Objective >>
Omit the pictures, then write out every entry exactly as it reads.

Supplied information >>
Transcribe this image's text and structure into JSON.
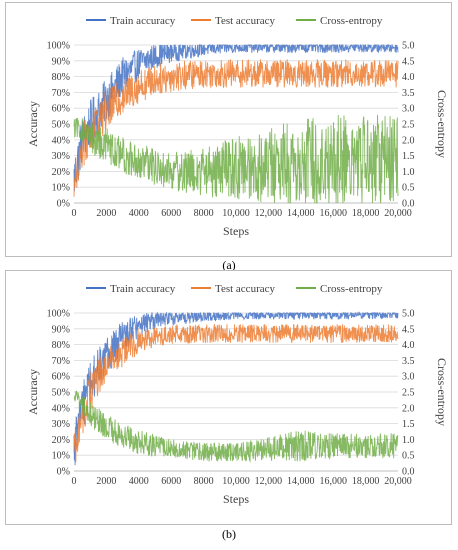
{
  "chart_data": [
    {
      "type": "line",
      "panel_label": "(a)",
      "xlabel": "Steps",
      "ylabel": "Accuracy",
      "y2label": "Cross-entropy",
      "xlim": [
        0,
        20000
      ],
      "ylim": [
        0,
        100
      ],
      "y2lim": [
        0,
        5
      ],
      "xticks": [
        "0",
        "2000",
        "4000",
        "6000",
        "8000",
        "10,000",
        "12,000",
        "14,000",
        "16,000",
        "18,000",
        "20,000"
      ],
      "yticks": [
        "0%",
        "10%",
        "20%",
        "30%",
        "40%",
        "50%",
        "60%",
        "70%",
        "80%",
        "90%",
        "100%"
      ],
      "y2ticks": [
        "0.0",
        "0.5",
        "1.0",
        "1.5",
        "2.0",
        "2.5",
        "3.0",
        "3.5",
        "4.0",
        "4.5",
        "5.0"
      ],
      "grid": true,
      "legend": "top",
      "series": [
        {
          "name": "Train accuracy",
          "axis": "left",
          "color": "#4472c4",
          "x": [
            0,
            500,
            1000,
            1500,
            2000,
            3000,
            4000,
            5000,
            6000,
            8000,
            10000,
            12000,
            14000,
            16000,
            18000,
            20000
          ],
          "y": [
            15,
            40,
            50,
            58,
            65,
            80,
            88,
            93,
            96,
            98,
            99,
            99,
            99,
            99,
            99,
            99
          ],
          "spread": [
            15,
            15,
            15,
            14,
            14,
            12,
            10,
            8,
            7,
            5,
            4,
            4,
            4,
            4,
            4,
            4
          ]
        },
        {
          "name": "Test accuracy",
          "axis": "left",
          "color": "#ed7d31",
          "x": [
            0,
            500,
            1000,
            1500,
            2000,
            3000,
            4000,
            5000,
            6000,
            8000,
            10000,
            12000,
            14000,
            16000,
            18000,
            20000
          ],
          "y": [
            12,
            35,
            45,
            52,
            58,
            68,
            74,
            78,
            80,
            82,
            82,
            82,
            82,
            82,
            82,
            82
          ],
          "spread": [
            12,
            14,
            14,
            14,
            13,
            12,
            11,
            10,
            10,
            9,
            9,
            9,
            9,
            9,
            9,
            9
          ]
        },
        {
          "name": "Cross-entropy",
          "axis": "right",
          "color": "#70ad47",
          "x": [
            0,
            500,
            1000,
            2000,
            3000,
            4000,
            6000,
            8000,
            10000,
            12000,
            14000,
            16000,
            18000,
            20000
          ],
          "y": [
            2.4,
            2.3,
            2.1,
            1.8,
            1.5,
            1.3,
            1.0,
            1.0,
            1.1,
            1.2,
            1.3,
            1.3,
            1.4,
            1.4
          ],
          "spread": [
            0.3,
            0.4,
            0.5,
            0.6,
            0.6,
            0.6,
            0.6,
            0.8,
            1.0,
            1.2,
            1.4,
            1.5,
            1.5,
            1.5
          ]
        }
      ]
    },
    {
      "type": "line",
      "panel_label": "(b)",
      "xlabel": "Steps",
      "ylabel": "Accuracy",
      "y2label": "Cross-entropy",
      "xlim": [
        0,
        20000
      ],
      "ylim": [
        0,
        100
      ],
      "y2lim": [
        0,
        5
      ],
      "xticks": [
        "0",
        "2000",
        "4000",
        "6000",
        "8000",
        "10,000",
        "12,000",
        "14,000",
        "16,000",
        "18,000",
        "20,000"
      ],
      "yticks": [
        "0%",
        "10%",
        "20%",
        "30%",
        "40%",
        "50%",
        "60%",
        "70%",
        "80%",
        "90%",
        "100%"
      ],
      "y2ticks": [
        "0.0",
        "0.5",
        "1.0",
        "1.5",
        "2.0",
        "2.5",
        "3.0",
        "3.5",
        "4.0",
        "4.5",
        "5.0"
      ],
      "grid": true,
      "legend": "top",
      "series": [
        {
          "name": "Train accuracy",
          "axis": "left",
          "color": "#4472c4",
          "x": [
            0,
            500,
            1000,
            1500,
            2000,
            3000,
            4000,
            5000,
            6000,
            8000,
            10000,
            12000,
            14000,
            16000,
            18000,
            20000
          ],
          "y": [
            15,
            40,
            55,
            65,
            72,
            85,
            92,
            96,
            97,
            98,
            99,
            99,
            99,
            99,
            99,
            99
          ],
          "spread": [
            15,
            15,
            14,
            13,
            12,
            10,
            8,
            6,
            5,
            4,
            3,
            3,
            3,
            3,
            3,
            3
          ]
        },
        {
          "name": "Test accuracy",
          "axis": "left",
          "color": "#ed7d31",
          "x": [
            0,
            500,
            1000,
            1500,
            2000,
            3000,
            4000,
            5000,
            6000,
            8000,
            10000,
            12000,
            14000,
            16000,
            18000,
            20000
          ],
          "y": [
            12,
            35,
            50,
            60,
            66,
            76,
            82,
            85,
            86,
            87,
            87,
            87,
            87,
            87,
            87,
            87
          ],
          "spread": [
            12,
            14,
            13,
            12,
            11,
            10,
            8,
            6,
            6,
            6,
            6,
            6,
            6,
            6,
            6,
            6
          ]
        },
        {
          "name": "Cross-entropy",
          "axis": "right",
          "color": "#70ad47",
          "x": [
            0,
            500,
            1000,
            2000,
            3000,
            4000,
            6000,
            8000,
            10000,
            12000,
            14000,
            16000,
            18000,
            20000
          ],
          "y": [
            2.4,
            2.1,
            1.8,
            1.4,
            1.1,
            0.9,
            0.7,
            0.6,
            0.6,
            0.7,
            0.8,
            0.8,
            0.8,
            0.8
          ],
          "spread": [
            0.2,
            0.3,
            0.4,
            0.4,
            0.4,
            0.4,
            0.3,
            0.3,
            0.3,
            0.4,
            0.5,
            0.4,
            0.4,
            0.4
          ]
        }
      ]
    }
  ]
}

Task result >>
Transcribe this image's text and structure into JSON.
{
  "chart_data": [
    {
      "type": "line",
      "panel_label": "(a)",
      "xlabel": "Steps",
      "ylabel": "Accuracy",
      "y2label": "Cross-entropy",
      "xlim": [
        0,
        20000
      ],
      "ylim": [
        0,
        100
      ],
      "y2lim": [
        0,
        5
      ],
      "xticks": [
        "0",
        "2000",
        "4000",
        "6000",
        "8000",
        "10,000",
        "12,000",
        "14,000",
        "16,000",
        "18,000",
        "20,000"
      ],
      "yticks": [
        "0%",
        "10%",
        "20%",
        "30%",
        "40%",
        "50%",
        "60%",
        "70%",
        "80%",
        "90%",
        "100%"
      ],
      "y2ticks": [
        "0.0",
        "0.5",
        "1.0",
        "1.5",
        "2.0",
        "2.5",
        "3.0",
        "3.5",
        "4.0",
        "4.5",
        "5.0"
      ],
      "grid": true,
      "legend": "top",
      "series": [
        {
          "name": "Train accuracy",
          "axis": "left",
          "color": "#4472c4",
          "x": [
            0,
            500,
            1000,
            1500,
            2000,
            3000,
            4000,
            5000,
            6000,
            8000,
            10000,
            12000,
            14000,
            16000,
            18000,
            20000
          ],
          "y": [
            15,
            40,
            50,
            58,
            65,
            80,
            88,
            93,
            96,
            98,
            99,
            99,
            99,
            99,
            99,
            99
          ],
          "spread": [
            15,
            15,
            15,
            14,
            14,
            12,
            10,
            8,
            7,
            5,
            4,
            4,
            4,
            4,
            4,
            4
          ]
        },
        {
          "name": "Test accuracy",
          "axis": "left",
          "color": "#ed7d31",
          "x": [
            0,
            500,
            1000,
            1500,
            2000,
            3000,
            4000,
            5000,
            6000,
            8000,
            10000,
            12000,
            14000,
            16000,
            18000,
            20000
          ],
          "y": [
            12,
            35,
            45,
            52,
            58,
            68,
            74,
            78,
            80,
            82,
            82,
            82,
            82,
            82,
            82,
            82
          ],
          "spread": [
            12,
            14,
            14,
            14,
            13,
            12,
            11,
            10,
            10,
            9,
            9,
            9,
            9,
            9,
            9,
            9
          ]
        },
        {
          "name": "Cross-entropy",
          "axis": "right",
          "color": "#70ad47",
          "x": [
            0,
            500,
            1000,
            2000,
            3000,
            4000,
            6000,
            8000,
            10000,
            12000,
            14000,
            16000,
            18000,
            20000
          ],
          "y": [
            2.4,
            2.3,
            2.1,
            1.8,
            1.5,
            1.3,
            1.0,
            1.0,
            1.1,
            1.2,
            1.3,
            1.3,
            1.4,
            1.4
          ],
          "spread": [
            0.3,
            0.4,
            0.5,
            0.6,
            0.6,
            0.6,
            0.6,
            0.8,
            1.0,
            1.2,
            1.4,
            1.5,
            1.5,
            1.5
          ]
        }
      ]
    },
    {
      "type": "line",
      "panel_label": "(b)",
      "xlabel": "Steps",
      "ylabel": "Accuracy",
      "y2label": "Cross-entropy",
      "xlim": [
        0,
        20000
      ],
      "ylim": [
        0,
        100
      ],
      "y2lim": [
        0,
        5
      ],
      "xticks": [
        "0",
        "2000",
        "4000",
        "6000",
        "8000",
        "10,000",
        "12,000",
        "14,000",
        "16,000",
        "18,000",
        "20,000"
      ],
      "yticks": [
        "0%",
        "10%",
        "20%",
        "30%",
        "40%",
        "50%",
        "60%",
        "70%",
        "80%",
        "90%",
        "100%"
      ],
      "y2ticks": [
        "0.0",
        "0.5",
        "1.0",
        "1.5",
        "2.0",
        "2.5",
        "3.0",
        "3.5",
        "4.0",
        "4.5",
        "5.0"
      ],
      "grid": true,
      "legend": "top",
      "series": [
        {
          "name": "Train accuracy",
          "axis": "left",
          "color": "#4472c4",
          "x": [
            0,
            500,
            1000,
            1500,
            2000,
            3000,
            4000,
            5000,
            6000,
            8000,
            10000,
            12000,
            14000,
            16000,
            18000,
            20000
          ],
          "y": [
            15,
            40,
            55,
            65,
            72,
            85,
            92,
            96,
            97,
            98,
            99,
            99,
            99,
            99,
            99,
            99
          ],
          "spread": [
            15,
            15,
            14,
            13,
            12,
            10,
            8,
            6,
            5,
            4,
            3,
            3,
            3,
            3,
            3,
            3
          ]
        },
        {
          "name": "Test accuracy",
          "axis": "left",
          "color": "#ed7d31",
          "x": [
            0,
            500,
            1000,
            1500,
            2000,
            3000,
            4000,
            5000,
            6000,
            8000,
            10000,
            12000,
            14000,
            16000,
            18000,
            20000
          ],
          "y": [
            12,
            35,
            50,
            60,
            66,
            76,
            82,
            85,
            86,
            87,
            87,
            87,
            87,
            87,
            87,
            87
          ],
          "spread": [
            12,
            14,
            13,
            12,
            11,
            10,
            8,
            6,
            6,
            6,
            6,
            6,
            6,
            6,
            6,
            6
          ]
        },
        {
          "name": "Cross-entropy",
          "axis": "right",
          "color": "#70ad47",
          "x": [
            0,
            500,
            1000,
            2000,
            3000,
            4000,
            6000,
            8000,
            10000,
            12000,
            14000,
            16000,
            18000,
            20000
          ],
          "y": [
            2.4,
            2.1,
            1.8,
            1.4,
            1.1,
            0.9,
            0.7,
            0.6,
            0.6,
            0.7,
            0.8,
            0.8,
            0.8,
            0.8
          ],
          "spread": [
            0.2,
            0.3,
            0.4,
            0.4,
            0.4,
            0.4,
            0.3,
            0.3,
            0.3,
            0.4,
            0.5,
            0.4,
            0.4,
            0.4
          ]
        }
      ]
    }
  ]
}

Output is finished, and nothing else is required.